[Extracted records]
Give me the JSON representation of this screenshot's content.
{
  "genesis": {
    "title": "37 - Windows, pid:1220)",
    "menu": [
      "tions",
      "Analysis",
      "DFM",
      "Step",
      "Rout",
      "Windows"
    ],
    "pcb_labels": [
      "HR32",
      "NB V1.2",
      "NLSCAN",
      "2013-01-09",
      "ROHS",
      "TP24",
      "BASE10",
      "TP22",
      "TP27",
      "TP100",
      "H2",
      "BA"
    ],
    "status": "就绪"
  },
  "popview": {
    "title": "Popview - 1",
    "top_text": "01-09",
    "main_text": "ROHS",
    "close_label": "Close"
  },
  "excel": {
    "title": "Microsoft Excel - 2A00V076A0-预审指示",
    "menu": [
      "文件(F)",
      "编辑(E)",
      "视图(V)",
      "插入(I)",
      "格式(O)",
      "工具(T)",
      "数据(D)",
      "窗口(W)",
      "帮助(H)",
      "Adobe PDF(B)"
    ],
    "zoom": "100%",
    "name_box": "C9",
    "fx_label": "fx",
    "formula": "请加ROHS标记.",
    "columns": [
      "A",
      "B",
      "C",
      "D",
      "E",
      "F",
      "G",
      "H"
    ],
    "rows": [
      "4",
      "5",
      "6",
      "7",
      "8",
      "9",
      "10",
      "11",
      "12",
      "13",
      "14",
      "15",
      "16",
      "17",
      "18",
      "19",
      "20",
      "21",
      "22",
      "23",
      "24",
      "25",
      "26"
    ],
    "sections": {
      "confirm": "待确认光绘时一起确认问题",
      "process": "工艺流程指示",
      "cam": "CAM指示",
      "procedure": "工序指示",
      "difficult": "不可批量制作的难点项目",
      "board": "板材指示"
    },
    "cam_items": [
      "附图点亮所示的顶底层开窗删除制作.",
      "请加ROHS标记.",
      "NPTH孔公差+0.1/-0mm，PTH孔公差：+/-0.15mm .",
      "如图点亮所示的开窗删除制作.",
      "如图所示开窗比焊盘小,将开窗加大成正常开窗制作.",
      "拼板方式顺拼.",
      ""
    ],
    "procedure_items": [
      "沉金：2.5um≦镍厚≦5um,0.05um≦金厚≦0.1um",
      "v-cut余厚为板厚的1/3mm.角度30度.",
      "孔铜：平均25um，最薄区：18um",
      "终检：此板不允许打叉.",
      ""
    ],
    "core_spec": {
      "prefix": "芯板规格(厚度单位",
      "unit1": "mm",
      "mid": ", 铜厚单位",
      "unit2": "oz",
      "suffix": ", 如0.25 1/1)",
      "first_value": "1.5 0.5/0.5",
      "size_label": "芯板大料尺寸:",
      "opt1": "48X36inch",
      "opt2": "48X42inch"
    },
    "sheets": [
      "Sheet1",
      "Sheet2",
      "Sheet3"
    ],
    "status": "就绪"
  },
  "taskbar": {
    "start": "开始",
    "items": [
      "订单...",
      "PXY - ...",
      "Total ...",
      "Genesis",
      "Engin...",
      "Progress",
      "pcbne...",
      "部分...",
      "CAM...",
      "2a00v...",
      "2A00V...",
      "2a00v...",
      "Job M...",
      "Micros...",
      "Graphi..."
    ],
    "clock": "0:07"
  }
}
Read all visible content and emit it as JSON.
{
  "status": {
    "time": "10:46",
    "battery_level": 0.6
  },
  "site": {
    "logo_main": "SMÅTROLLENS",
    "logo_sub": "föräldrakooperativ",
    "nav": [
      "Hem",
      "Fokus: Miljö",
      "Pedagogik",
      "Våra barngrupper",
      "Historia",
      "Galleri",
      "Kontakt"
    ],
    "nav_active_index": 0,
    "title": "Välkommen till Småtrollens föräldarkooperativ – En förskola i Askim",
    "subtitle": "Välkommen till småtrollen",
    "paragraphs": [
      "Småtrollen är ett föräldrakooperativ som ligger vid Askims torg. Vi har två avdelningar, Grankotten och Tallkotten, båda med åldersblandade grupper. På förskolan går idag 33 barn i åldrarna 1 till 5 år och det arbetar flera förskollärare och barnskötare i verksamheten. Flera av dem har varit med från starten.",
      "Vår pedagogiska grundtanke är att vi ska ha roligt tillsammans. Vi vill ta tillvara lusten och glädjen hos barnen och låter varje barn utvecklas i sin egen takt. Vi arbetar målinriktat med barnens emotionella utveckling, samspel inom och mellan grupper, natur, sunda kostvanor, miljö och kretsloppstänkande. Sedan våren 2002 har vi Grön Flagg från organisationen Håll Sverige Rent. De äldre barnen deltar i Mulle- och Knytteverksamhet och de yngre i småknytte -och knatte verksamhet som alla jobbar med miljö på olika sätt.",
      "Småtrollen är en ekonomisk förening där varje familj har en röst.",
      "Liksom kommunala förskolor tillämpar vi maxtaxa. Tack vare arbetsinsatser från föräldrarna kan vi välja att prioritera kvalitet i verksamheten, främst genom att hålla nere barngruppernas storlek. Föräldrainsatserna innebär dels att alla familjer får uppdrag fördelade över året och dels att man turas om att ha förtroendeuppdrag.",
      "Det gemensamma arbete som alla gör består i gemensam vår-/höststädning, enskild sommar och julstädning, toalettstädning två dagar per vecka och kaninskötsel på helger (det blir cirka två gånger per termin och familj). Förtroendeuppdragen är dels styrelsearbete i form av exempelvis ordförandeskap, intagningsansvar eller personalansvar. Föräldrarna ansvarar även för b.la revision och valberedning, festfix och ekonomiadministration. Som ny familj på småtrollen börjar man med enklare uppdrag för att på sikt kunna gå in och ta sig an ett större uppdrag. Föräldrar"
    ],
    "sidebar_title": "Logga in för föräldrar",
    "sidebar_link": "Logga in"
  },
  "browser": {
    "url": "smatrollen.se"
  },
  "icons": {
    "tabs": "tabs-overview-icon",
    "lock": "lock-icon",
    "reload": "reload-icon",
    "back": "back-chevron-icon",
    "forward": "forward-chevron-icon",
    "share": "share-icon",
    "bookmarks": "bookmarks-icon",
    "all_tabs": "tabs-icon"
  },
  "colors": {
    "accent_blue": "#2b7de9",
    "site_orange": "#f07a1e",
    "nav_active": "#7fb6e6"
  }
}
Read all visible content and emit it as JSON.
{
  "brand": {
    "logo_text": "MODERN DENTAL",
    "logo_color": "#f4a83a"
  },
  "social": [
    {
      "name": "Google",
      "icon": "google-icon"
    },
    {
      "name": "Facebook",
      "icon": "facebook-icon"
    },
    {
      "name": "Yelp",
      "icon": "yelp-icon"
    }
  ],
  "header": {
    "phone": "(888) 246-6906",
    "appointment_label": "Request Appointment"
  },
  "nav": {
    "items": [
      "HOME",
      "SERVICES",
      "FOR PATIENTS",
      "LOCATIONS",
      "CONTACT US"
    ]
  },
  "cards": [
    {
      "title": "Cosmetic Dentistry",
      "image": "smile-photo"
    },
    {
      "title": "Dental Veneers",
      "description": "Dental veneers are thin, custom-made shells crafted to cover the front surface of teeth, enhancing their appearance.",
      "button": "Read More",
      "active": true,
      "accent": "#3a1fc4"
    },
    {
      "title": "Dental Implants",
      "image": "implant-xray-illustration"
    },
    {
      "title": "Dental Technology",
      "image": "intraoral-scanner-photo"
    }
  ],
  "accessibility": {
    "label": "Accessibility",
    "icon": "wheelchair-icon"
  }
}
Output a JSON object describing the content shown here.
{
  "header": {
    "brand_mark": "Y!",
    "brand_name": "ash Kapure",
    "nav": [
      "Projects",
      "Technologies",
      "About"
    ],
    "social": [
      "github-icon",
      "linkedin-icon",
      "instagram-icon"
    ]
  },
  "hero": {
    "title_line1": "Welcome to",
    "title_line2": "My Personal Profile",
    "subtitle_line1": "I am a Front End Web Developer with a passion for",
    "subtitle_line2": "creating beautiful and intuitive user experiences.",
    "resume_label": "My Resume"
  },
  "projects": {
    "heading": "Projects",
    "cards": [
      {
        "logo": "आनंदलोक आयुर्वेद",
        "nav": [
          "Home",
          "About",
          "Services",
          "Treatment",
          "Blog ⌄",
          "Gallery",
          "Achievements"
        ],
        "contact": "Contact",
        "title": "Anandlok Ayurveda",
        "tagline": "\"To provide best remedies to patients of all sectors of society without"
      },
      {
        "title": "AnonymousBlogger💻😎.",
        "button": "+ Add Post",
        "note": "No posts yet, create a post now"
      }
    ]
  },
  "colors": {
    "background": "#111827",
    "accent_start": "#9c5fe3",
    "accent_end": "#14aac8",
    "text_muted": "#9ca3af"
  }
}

TASK OBJECTIVE
The answer should be a single number giving how many lines in the records hold the word "JSON".

EXERCISE RESPONSE
4